> _Exercise details_
Restate the whole listing word for word. Pictures are left out.

> _Source records_
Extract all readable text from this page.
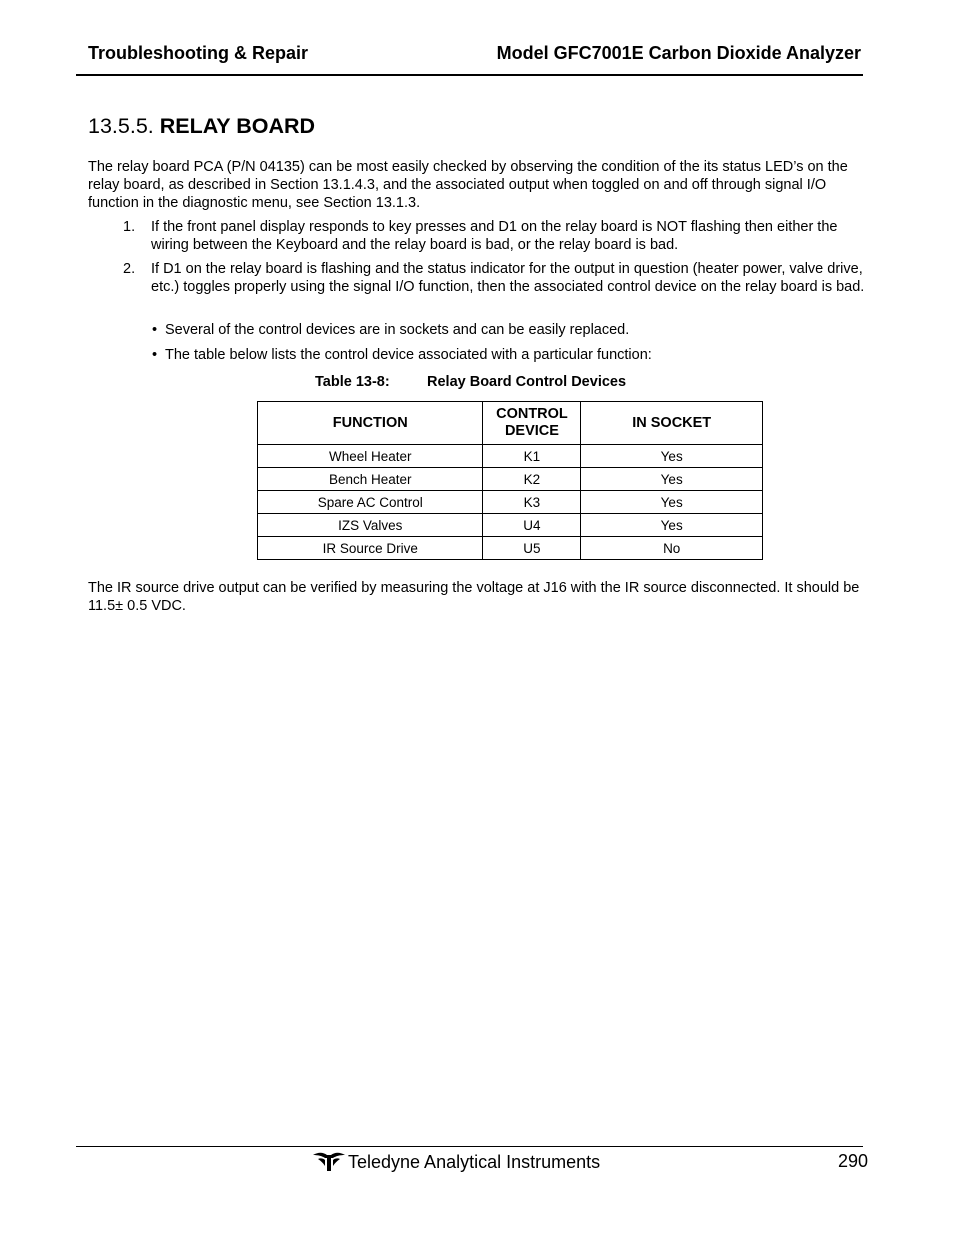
Troubleshooting & Repair	Model GFC7001E Carbon Dioxide Analyzer
13.5.5. RELAY BOARD
The relay board PCA (P/N 04135) can be most easily checked by observing the condition of the its status LED’s on the relay board, as described in Section 13.1.4.3, and the associated output when toggled on and off through signal I/O function in the diagnostic menu, see Section 13.1.3.
1. If the front panel display responds to key presses and D1 on the relay board is NOT flashing then either the wiring between the Keyboard and the relay board is bad, or the relay board is bad.
2. If D1 on the relay board is flashing and the status indicator for the output in question (heater power, valve drive, etc.) toggles properly using the signal I/O function, then the associated control device on the relay board is bad.
• Several of the control devices are in sockets and can be easily replaced.
• The table below lists the control device associated with a particular function:
Table 13-8:	Relay Board Control Devices
FUNCTION	CONTROL DEVICE	IN SOCKET
Wheel Heater	K1	Yes
Bench Heater	K2	Yes
Spare AC Control	K3	Yes
IZS Valves	U4	Yes
IR Source Drive	U5	No
The IR source drive output can be verified by measuring the voltage at J16 with the IR source disconnected. It should be 11.5± 0.5 VDC.
Teledyne Analytical Instruments	290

> _Result of the exercise_
Extract all readable text from this page.
Troubleshooting & Repair	Model GFC7001E Carbon Dioxide Analyzer
13.5.5. RELAY BOARD
The relay board PCA (P/N 04135) can be most easily checked by observing the condition of the its status LED’s on the relay board, as described in Section 13.1.4.3, and the associated output when toggled on and off through signal I/O function in the diagnostic menu, see Section 13.1.3.
1. If the front panel display responds to key presses and D1 on the relay board is NOT flashing then either the wiring between the Keyboard and the relay board is bad, or the relay board is bad.
2. If D1 on the relay board is flashing and the status indicator for the output in question (heater power, valve drive, etc.) toggles properly using the signal I/O function, then the associated control device on the relay board is bad.
• Several of the control devices are in sockets and can be easily replaced.
• The table below lists the control device associated with a particular function:
Table 13-8:	Relay Board Control Devices
FUNCTION	CONTROL DEVICE	IN SOCKET
Wheel Heater	K1	Yes
Bench Heater	K2	Yes
Spare AC Control	K3	Yes
IZS Valves	U4	Yes
IR Source Drive	U5	No
The IR source drive output can be verified by measuring the voltage at J16 with the IR source disconnected. It should be 11.5± 0.5 VDC.
Teledyne Analytical Instruments	290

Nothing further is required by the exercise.